* [Excerpted data]
>>

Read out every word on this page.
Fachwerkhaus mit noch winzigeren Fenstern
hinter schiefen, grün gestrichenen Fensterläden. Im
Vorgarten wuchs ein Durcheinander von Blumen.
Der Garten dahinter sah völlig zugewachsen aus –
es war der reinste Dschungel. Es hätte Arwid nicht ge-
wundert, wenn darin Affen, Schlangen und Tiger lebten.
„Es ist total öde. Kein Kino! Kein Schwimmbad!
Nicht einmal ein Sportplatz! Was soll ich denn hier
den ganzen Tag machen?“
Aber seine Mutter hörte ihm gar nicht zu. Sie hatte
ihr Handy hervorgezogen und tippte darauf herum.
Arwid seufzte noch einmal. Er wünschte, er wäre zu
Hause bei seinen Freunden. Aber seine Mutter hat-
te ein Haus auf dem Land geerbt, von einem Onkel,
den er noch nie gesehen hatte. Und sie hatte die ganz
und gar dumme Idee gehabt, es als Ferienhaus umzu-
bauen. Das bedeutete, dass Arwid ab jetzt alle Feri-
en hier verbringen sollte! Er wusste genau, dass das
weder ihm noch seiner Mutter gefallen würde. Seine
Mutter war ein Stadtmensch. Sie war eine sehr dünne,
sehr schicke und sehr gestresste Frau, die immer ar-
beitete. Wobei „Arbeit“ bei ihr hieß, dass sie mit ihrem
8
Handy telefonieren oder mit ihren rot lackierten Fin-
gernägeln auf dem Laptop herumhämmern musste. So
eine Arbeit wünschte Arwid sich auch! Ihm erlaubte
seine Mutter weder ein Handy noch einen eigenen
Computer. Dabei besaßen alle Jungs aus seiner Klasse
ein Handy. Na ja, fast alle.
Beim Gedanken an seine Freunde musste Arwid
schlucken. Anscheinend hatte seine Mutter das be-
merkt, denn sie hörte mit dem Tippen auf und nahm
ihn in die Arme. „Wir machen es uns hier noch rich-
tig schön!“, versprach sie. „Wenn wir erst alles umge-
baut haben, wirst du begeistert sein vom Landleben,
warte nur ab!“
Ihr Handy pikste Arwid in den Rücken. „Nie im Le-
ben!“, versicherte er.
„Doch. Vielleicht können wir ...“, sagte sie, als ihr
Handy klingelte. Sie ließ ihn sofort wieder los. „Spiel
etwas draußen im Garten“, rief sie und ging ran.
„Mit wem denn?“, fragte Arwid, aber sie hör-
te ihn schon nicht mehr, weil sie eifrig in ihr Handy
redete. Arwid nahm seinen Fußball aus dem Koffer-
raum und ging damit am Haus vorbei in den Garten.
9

<<

* [To do] In the listing, find every line containing the word "dass" and list it.

* [Written answer]
bauen. Das bedeutete, dass Arwid ab jetzt alle Feri-
en hier verbringen sollte! Er wusste genau, dass das
beitete. Wobei „Arbeit“ bei ihr hieß, dass sie mit ihrem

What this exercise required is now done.